[Brief]:
Repeat the whole listing below, word for word.

>> Start

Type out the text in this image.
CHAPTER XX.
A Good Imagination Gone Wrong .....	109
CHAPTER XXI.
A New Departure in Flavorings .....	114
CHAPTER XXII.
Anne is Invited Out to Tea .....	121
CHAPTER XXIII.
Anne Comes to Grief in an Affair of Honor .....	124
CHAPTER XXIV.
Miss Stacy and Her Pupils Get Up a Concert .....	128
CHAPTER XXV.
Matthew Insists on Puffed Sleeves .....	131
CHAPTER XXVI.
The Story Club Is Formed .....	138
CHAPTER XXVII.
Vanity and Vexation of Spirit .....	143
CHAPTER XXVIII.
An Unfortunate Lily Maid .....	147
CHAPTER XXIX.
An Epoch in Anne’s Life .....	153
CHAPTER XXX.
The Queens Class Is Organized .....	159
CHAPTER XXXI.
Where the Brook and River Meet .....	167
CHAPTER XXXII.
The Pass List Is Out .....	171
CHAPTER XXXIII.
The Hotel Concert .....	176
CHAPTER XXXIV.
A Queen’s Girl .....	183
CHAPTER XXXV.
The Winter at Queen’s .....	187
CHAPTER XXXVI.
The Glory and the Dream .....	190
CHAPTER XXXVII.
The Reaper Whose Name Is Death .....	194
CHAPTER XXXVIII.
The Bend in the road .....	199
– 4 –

>> End

[Answer to this exercise]:
Type out the text in this image.
CHAPTER XX.
A Good Imagination Gone Wrong .....	109
CHAPTER XXI.
A New Departure in Flavorings .....	114
CHAPTER XXII.
Anne is Invited Out to Tea .....	121
CHAPTER XXIII.
Anne Comes to Grief in an Affair of Honor .....	124
CHAPTER XXIV.
Miss Stacy and Her Pupils Get Up a Concert .....	128
CHAPTER XXV.
Matthew Insists on Puffed Sleeves .....	131
CHAPTER XXVI.
The Story Club Is Formed .....	138
CHAPTER XXVII.
Vanity and Vexation of Spirit .....	143
CHAPTER XXVIII.
An Unfortunate Lily Maid .....	147
CHAPTER XXIX.
An Epoch in Anne’s Life .....	153
CHAPTER XXX.
The Queens Class Is Organized .....	159
CHAPTER XXXI.
Where the Brook and River Meet .....	167
CHAPTER XXXII.
The Pass List Is Out .....	171
CHAPTER XXXIII.
The Hotel Concert .....	176
CHAPTER XXXIV.
A Queen’s Girl .....	183
CHAPTER XXXV.
The Winter at Queen’s .....	187
CHAPTER XXXVI.
The Glory and the Dream .....	190
CHAPTER XXXVII.
The Reaper Whose Name Is Death .....	194
CHAPTER XXXVIII.
The Bend in the road .....	199
– 4 –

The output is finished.